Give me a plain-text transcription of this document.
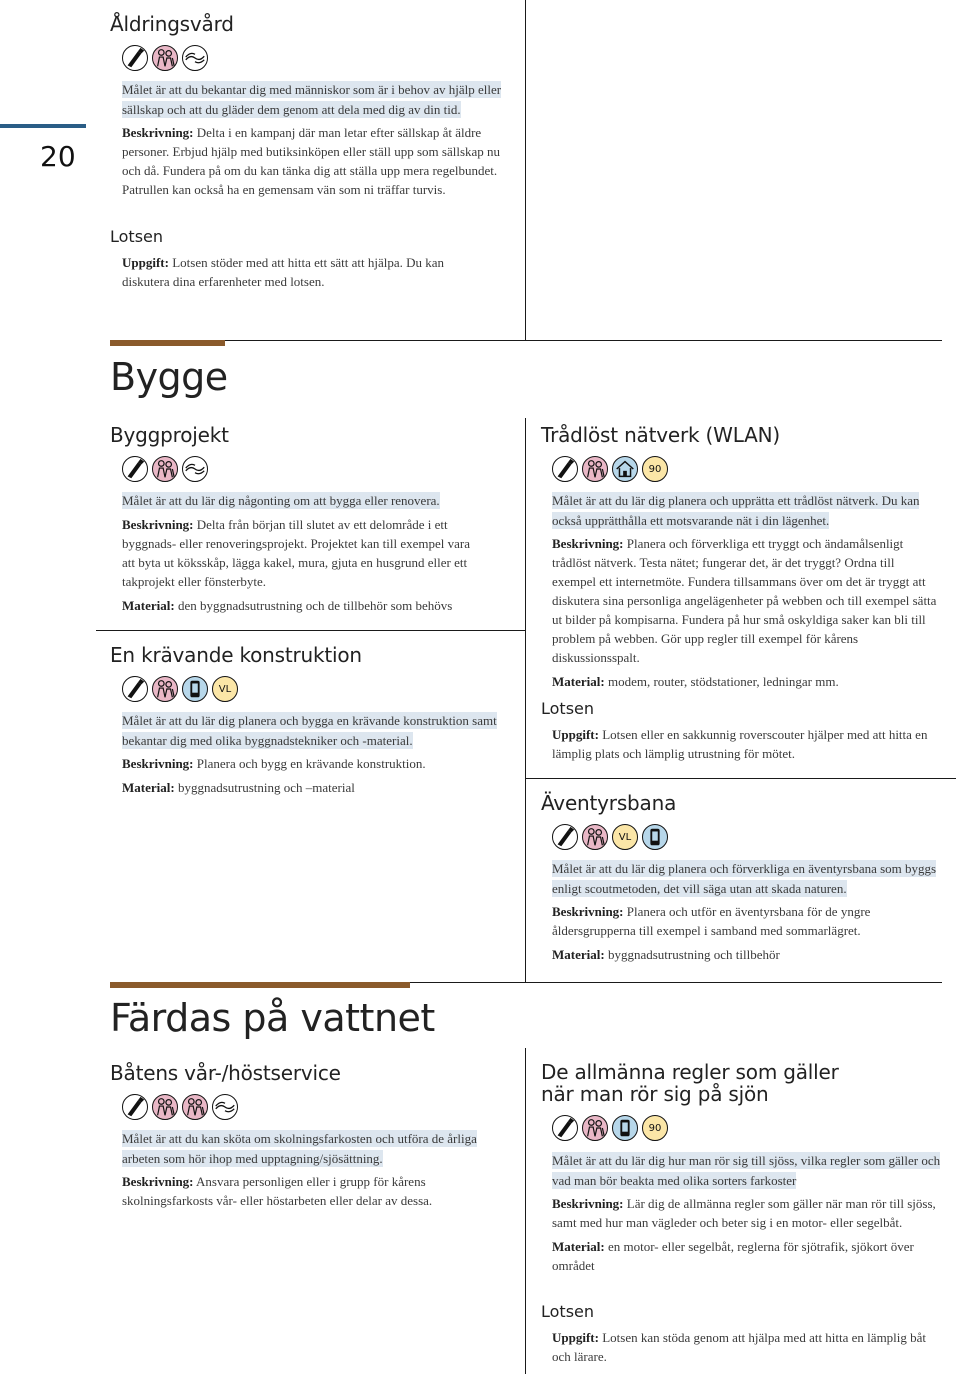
20
Åldringsvård

Målet är att du bekantar dig med människor som är i behov av hjälp eller sällskap och att du gläder dem genom att dela med dig av din tid.

Beskrivning: Delta i en kampanj där man letar efter sällskap åt äldre personer. Erbjud hjälp med butiksinköpen eller ställ upp som sällskap nu och då. Fundera på om du kan tänka dig att ställa upp mera regelbundet. Patrullen kan också ha en gemensam vän som ni träffar turvis.

Lotsen

Uppgift: Lotsen stöder med att hitta ett sätt att hjälpa. Du kan diskutera dina erfarenheter med lotsen.

Bygge
Byggprojekt

Målet är att du lär dig någonting om att bygga eller renovera.

Beskrivning: Delta från början till slutet av ett delområde i ett byggnads- eller renoveringsprojekt. Projektet kan till exempel vara att byta ut köksskåp, lägga kakel, mura, gjuta en husgrund eller ett takprojekt eller fönsterbyte.

Material: den byggnadsutrustning och de tillbehör som behövs

En krävande konstruktion
VL

Målet är att du lär dig planera och bygga en krävande konstruktion samt bekantar dig med olika byggnadstekniker och -material.

Beskrivning: Planera och bygg en krävande konstruktion.

Material: byggnadsutrustning och –material

Trådlöst nätverk (WLAN)
90

Målet är att du lär dig planera och upprätta ett trådlöst nätverk. Du kan också upprätthålla ett motsvarande nät i din lägenhet.

Beskrivning: Planera och förverkliga ett tryggt och ändamålsenligt trådlöst nätverk. Testa nätet; fungerar det, är det tryggt? Ordna till exempel ett internetmöte. Fundera tillsammans över om det är tryggt att diskutera sina personliga angelägenheter på webben och till exempel sätta ut bilder på kompisarna. Fundera på hur små oskyldiga saker kan bli till problem på webben. Gör upp regler till exempel för kårens diskussionsspalt.

Material: modem, router, stödstationer, ledningar mm.

Lotsen

Uppgift: Lotsen eller en sakkunnig roverscouter hjälper med att hitta en lämplig plats och lämplig utrustning för mötet.

Äventyrsbana
VL

Målet är att du lär dig planera och förverkliga en äventyrsbana som byggs enligt scoutmetoden, det vill säga utan att skada naturen.

Beskrivning: Planera och utför en äventyrsbana för de yngre åldersgrupperna till exempel i samband med sommarlägret.

Material: byggnadsutrustning och tillbehör

Färdas på vattnet
Båtens vår-/höstservice

Målet är att du kan sköta om skolningsfarkosten och utföra de årliga arbeten som hör ihop med upptagning/sjösättning.

Beskrivning: Ansvara personligen eller i grupp för kårens skolningsfarkosts vår- eller höstarbeten eller delar av dessa.

De allmänna regler som gäller
när man rör sig på sjön
90

Målet är att du lär dig hur man rör sig till sjöss, vilka regler som gäller och vad man bör beakta med olika sorters farkoster

Beskrivning: Lär dig de allmänna regler som gäller när man rör till sjöss, samt med hur man vägleder och beter sig i en motor- eller segelbåt.

Material: en motor- eller segelbåt, reglerna för sjötrafik, sjökort över området

Lotsen

Uppgift: Lotsen kan stöda genom att hjälpa med att hitta en lämplig båt och lärare.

^^^^

- [Problem details] Check every line of the data above for the string "eller", and copy those that have it.

- [Expected output]
Målet är att du bekantar dig med människor som är i behov av hjälp eller sällskap och att du gläder dem genom att dela med dig av din tid.
Beskrivning: Delta i en kampanj där man letar efter sällskap åt äldre personer. Erbjud hjälp med butiksinköpen eller ställ upp som sällskap nu och då. Fundera på om du kan tänka dig att ställa upp mera regelbundet. Patrullen kan också ha en gemensam vän som ni träffar turvis.
Målet är att du lär dig någonting om att bygga eller renovera.
Beskrivning: Delta från början till slutet av ett delområde i ett byggnads- eller renoveringsprojekt. Projektet kan till exempel vara att byta ut köksskåp, lägga kakel, mura, gjuta en husgrund eller ett takprojekt eller fönsterbyte.
Uppgift: Lotsen eller en sakkunnig roverscouter hjälper med att hitta en lämplig plats och lämplig utrustning för mötet.
Beskrivning: Ansvara personligen eller i grupp för kårens skolningsfarkosts vår- eller höstarbeten eller delar av dessa.
Beskrivning: Lär dig de allmänna regler som gäller när man rör till sjöss, samt med hur man vägleder och beter sig i en motor- eller segelbåt.
Material: en motor- eller segelbåt, reglerna för sjötrafik, sjökort över området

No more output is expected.